Output all the data exactly. Pictures do not belong in the copy.

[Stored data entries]
>>>

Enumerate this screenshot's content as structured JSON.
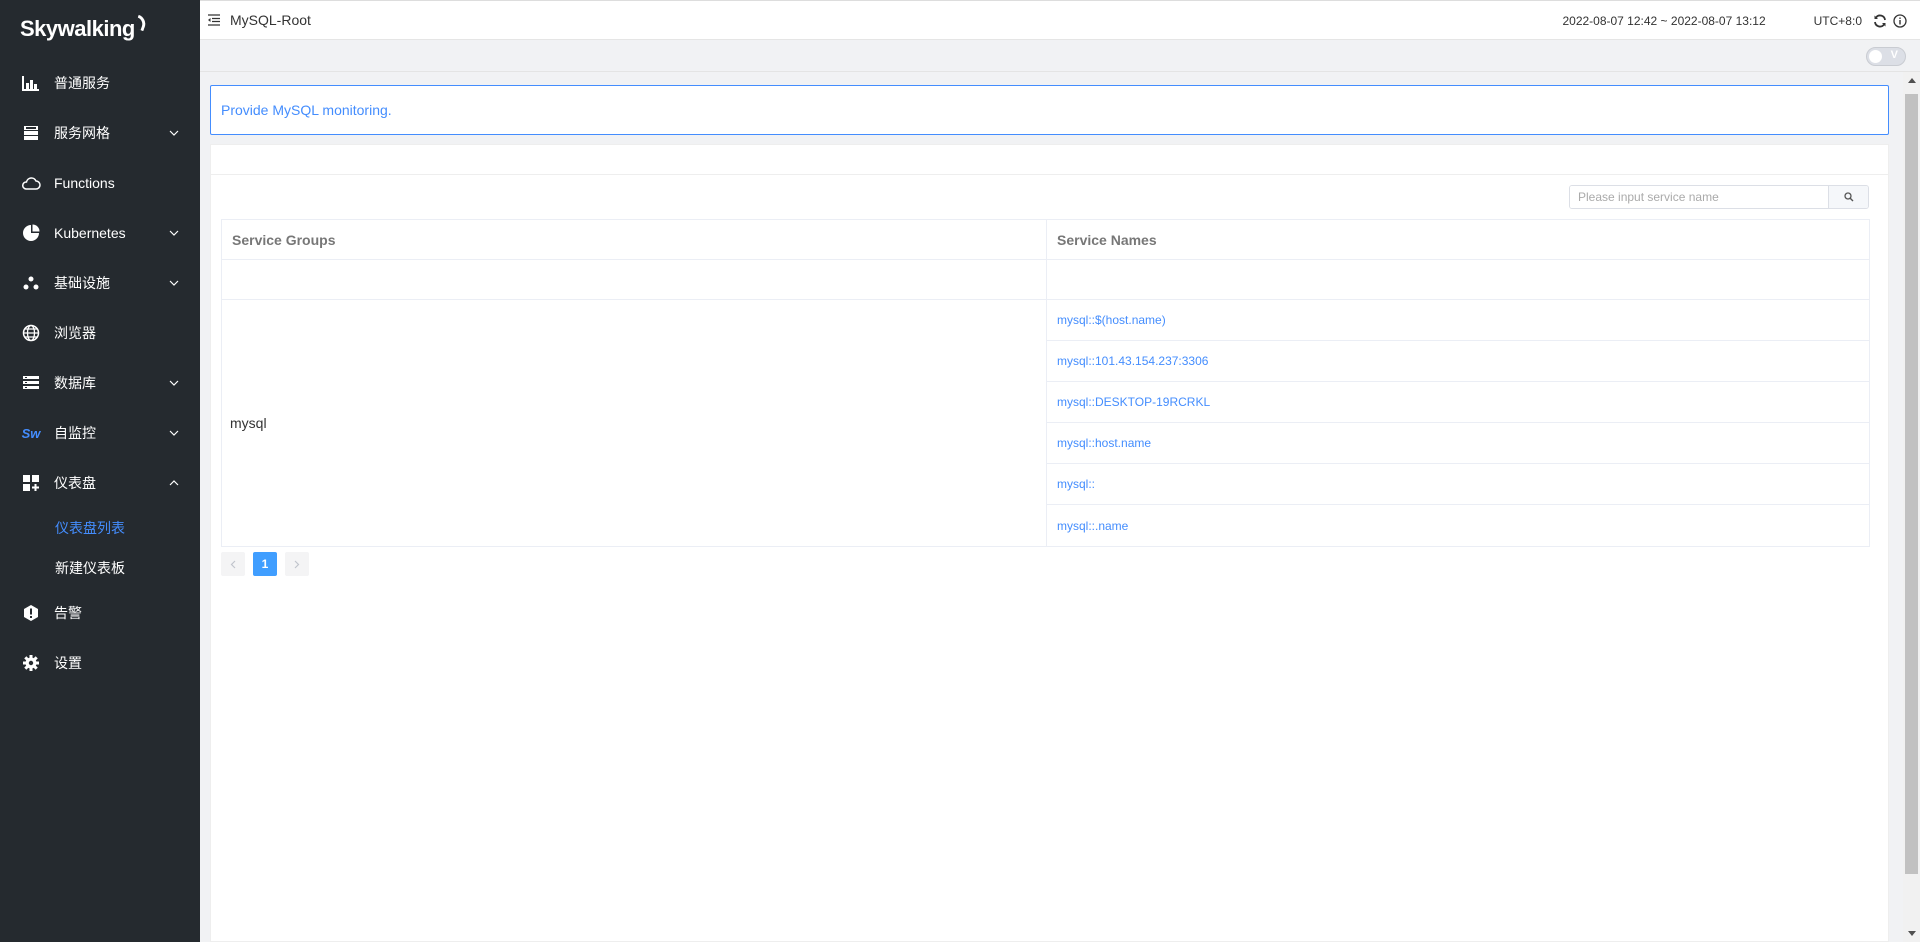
{
  "sidebar": {
    "logo": "Skywalking",
    "items": [
      {
        "label": "普通服务",
        "icon": "chart-icon",
        "chevron": false
      },
      {
        "label": "服务网格",
        "icon": "layers-icon",
        "chevron": true
      },
      {
        "label": "Functions",
        "icon": "cloud-icon",
        "chevron": false
      },
      {
        "label": "Kubernetes",
        "icon": "pie-icon",
        "chevron": true
      },
      {
        "label": "基础设施",
        "icon": "nodes-icon",
        "chevron": true
      },
      {
        "label": "浏览器",
        "icon": "globe-icon",
        "chevron": false
      },
      {
        "label": "数据库",
        "icon": "database-icon",
        "chevron": true
      },
      {
        "label": "自监控",
        "icon": "sw-icon",
        "chevron": true
      },
      {
        "label": "仪表盘",
        "icon": "dashboard-icon",
        "chevron": true,
        "expanded": true
      },
      {
        "label": "告警",
        "icon": "alert-icon",
        "chevron": false
      },
      {
        "label": "设置",
        "icon": "gear-icon",
        "chevron": false
      }
    ],
    "sub_items": [
      {
        "label": "仪表盘列表",
        "active": true
      },
      {
        "label": "新建仪表板",
        "active": false
      }
    ],
    "sw_text": "Sw"
  },
  "header": {
    "title": "MySQL-Root",
    "time_range": "2022-08-07 12:42 ~ 2022-08-07 13:12",
    "timezone": "UTC+8:0"
  },
  "toolbar": {
    "toggle_label": "V"
  },
  "main": {
    "notice": "Provide MySQL monitoring.",
    "search_placeholder": "Please input service name",
    "table": {
      "headers": [
        "Service Groups",
        "Service Names"
      ],
      "group": "mysql",
      "services": [
        "mysql::$(host.name)",
        "mysql::101.43.154.237:3306",
        "mysql::DESKTOP-19RCRKL",
        "mysql::host.name",
        "mysql::",
        "mysql::.name"
      ]
    },
    "pagination": {
      "current": "1"
    }
  },
  "colors": {
    "sidebar_bg": "#252a2f",
    "accent": "#448dfe",
    "page_active": "#409eff"
  }
}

<<<

_Solution to the problem:_
Enumerate this screenshot's content as structured JSON.
{
  "sidebar": {
    "logo": "Skywalking",
    "items": [
      {
        "label": "普通服务",
        "icon": "chart-icon",
        "chevron": false
      },
      {
        "label": "服务网格",
        "icon": "layers-icon",
        "chevron": true
      },
      {
        "label": "Functions",
        "icon": "cloud-icon",
        "chevron": false
      },
      {
        "label": "Kubernetes",
        "icon": "pie-icon",
        "chevron": true
      },
      {
        "label": "基础设施",
        "icon": "nodes-icon",
        "chevron": true
      },
      {
        "label": "浏览器",
        "icon": "globe-icon",
        "chevron": false
      },
      {
        "label": "数据库",
        "icon": "database-icon",
        "chevron": true
      },
      {
        "label": "自监控",
        "icon": "sw-icon",
        "chevron": true
      },
      {
        "label": "仪表盘",
        "icon": "dashboard-icon",
        "chevron": true,
        "expanded": true
      },
      {
        "label": "告警",
        "icon": "alert-icon",
        "chevron": false
      },
      {
        "label": "设置",
        "icon": "gear-icon",
        "chevron": false
      }
    ],
    "sub_items": [
      {
        "label": "仪表盘列表",
        "active": true
      },
      {
        "label": "新建仪表板",
        "active": false
      }
    ],
    "sw_text": "Sw"
  },
  "header": {
    "title": "MySQL-Root",
    "time_range": "2022-08-07 12:42 ~ 2022-08-07 13:12",
    "timezone": "UTC+8:0"
  },
  "toolbar": {
    "toggle_label": "V"
  },
  "main": {
    "notice": "Provide MySQL monitoring.",
    "search_placeholder": "Please input service name",
    "table": {
      "headers": [
        "Service Groups",
        "Service Names"
      ],
      "group": "mysql",
      "services": [
        "mysql::$(host.name)",
        "mysql::101.43.154.237:3306",
        "mysql::DESKTOP-19RCRKL",
        "mysql::host.name",
        "mysql::",
        "mysql::.name"
      ]
    },
    "pagination": {
      "current": "1"
    }
  },
  "colors": {
    "sidebar_bg": "#252a2f",
    "accent": "#448dfe",
    "page_active": "#409eff"
  }
}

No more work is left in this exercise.